### EXCERPTED DATA ###

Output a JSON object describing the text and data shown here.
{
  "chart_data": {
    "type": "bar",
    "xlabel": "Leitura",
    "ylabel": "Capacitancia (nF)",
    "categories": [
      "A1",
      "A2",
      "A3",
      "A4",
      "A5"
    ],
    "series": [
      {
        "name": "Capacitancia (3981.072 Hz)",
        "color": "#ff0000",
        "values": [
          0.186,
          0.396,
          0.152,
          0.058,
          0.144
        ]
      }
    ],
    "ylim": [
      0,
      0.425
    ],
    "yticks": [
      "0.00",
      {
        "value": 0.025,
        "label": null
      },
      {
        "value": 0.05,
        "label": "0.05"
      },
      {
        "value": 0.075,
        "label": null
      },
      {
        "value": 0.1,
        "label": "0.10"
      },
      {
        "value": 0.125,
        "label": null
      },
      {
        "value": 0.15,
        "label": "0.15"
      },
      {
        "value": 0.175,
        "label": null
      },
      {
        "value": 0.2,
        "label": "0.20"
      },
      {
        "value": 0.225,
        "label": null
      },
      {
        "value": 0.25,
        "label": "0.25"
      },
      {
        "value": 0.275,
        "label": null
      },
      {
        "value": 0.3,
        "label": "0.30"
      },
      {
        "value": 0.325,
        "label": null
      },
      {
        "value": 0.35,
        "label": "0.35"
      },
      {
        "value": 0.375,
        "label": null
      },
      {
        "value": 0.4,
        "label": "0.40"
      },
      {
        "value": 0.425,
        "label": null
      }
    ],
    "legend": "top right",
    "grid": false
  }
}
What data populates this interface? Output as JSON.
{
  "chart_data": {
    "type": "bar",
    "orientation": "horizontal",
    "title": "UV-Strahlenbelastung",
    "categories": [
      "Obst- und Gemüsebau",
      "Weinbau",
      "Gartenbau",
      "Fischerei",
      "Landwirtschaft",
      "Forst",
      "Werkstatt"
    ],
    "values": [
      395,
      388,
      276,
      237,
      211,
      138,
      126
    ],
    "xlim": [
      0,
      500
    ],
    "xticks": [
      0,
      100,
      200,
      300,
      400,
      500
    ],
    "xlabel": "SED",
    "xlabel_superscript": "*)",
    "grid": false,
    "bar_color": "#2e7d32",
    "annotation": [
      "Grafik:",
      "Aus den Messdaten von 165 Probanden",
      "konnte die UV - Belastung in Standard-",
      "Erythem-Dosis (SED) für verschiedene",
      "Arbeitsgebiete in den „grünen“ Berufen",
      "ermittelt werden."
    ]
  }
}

###

> _INSTRUCTION_
Reproduce each entry exactly, leaving out nothing.

> _WRITTEN RESPONSE_
Output a JSON object describing the text and data shown here.
{
  "chart_data": {
    "type": "bar",
    "xlabel": "Leitura",
    "ylabel": "Capacitancia (nF)",
    "categories": [
      "A1",
      "A2",
      "A3",
      "A4",
      "A5"
    ],
    "series": [
      {
        "name": "Capacitancia (3981.072 Hz)",
        "color": "#ff0000",
        "values": [
          0.186,
          0.396,
          0.152,
          0.058,
          0.144
        ]
      }
    ],
    "ylim": [
      0,
      0.425
    ],
    "yticks": [
      "0.00",
      {
        "value": 0.025,
        "label": null
      },
      {
        "value": 0.05,
        "label": "0.05"
      },
      {
        "value": 0.075,
        "label": null
      },
      {
        "value": 0.1,
        "label": "0.10"
      },
      {
        "value": 0.125,
        "label": null
      },
      {
        "value": 0.15,
        "label": "0.15"
      },
      {
        "value": 0.175,
        "label": null
      },
      {
        "value": 0.2,
        "label": "0.20"
      },
      {
        "value": 0.225,
        "label": null
      },
      {
        "value": 0.25,
        "label": "0.25"
      },
      {
        "value": 0.275,
        "label": null
      },
      {
        "value": 0.3,
        "label": "0.30"
      },
      {
        "value": 0.325,
        "label": null
      },
      {
        "value": 0.35,
        "label": "0.35"
      },
      {
        "value": 0.375,
        "label": null
      },
      {
        "value": 0.4,
        "label": "0.40"
      },
      {
        "value": 0.425,
        "label": null
      }
    ],
    "legend": "top right",
    "grid": false
  }
}
What data populates this interface? Output as JSON.
{
  "chart_data": {
    "type": "bar",
    "orientation": "horizontal",
    "title": "UV-Strahlenbelastung",
    "categories": [
      "Obst- und Gemüsebau",
      "Weinbau",
      "Gartenbau",
      "Fischerei",
      "Landwirtschaft",
      "Forst",
      "Werkstatt"
    ],
    "values": [
      395,
      388,
      276,
      237,
      211,
      138,
      126
    ],
    "xlim": [
      0,
      500
    ],
    "xticks": [
      0,
      100,
      200,
      300,
      400,
      500
    ],
    "xlabel": "SED",
    "xlabel_superscript": "*)",
    "grid": false,
    "bar_color": "#2e7d32",
    "annotation": [
      "Grafik:",
      "Aus den Messdaten von 165 Probanden",
      "konnte die UV - Belastung in Standard-",
      "Erythem-Dosis (SED) für verschiedene",
      "Arbeitsgebiete in den „grünen“ Berufen",
      "ermittelt werden."
    ]
  }
}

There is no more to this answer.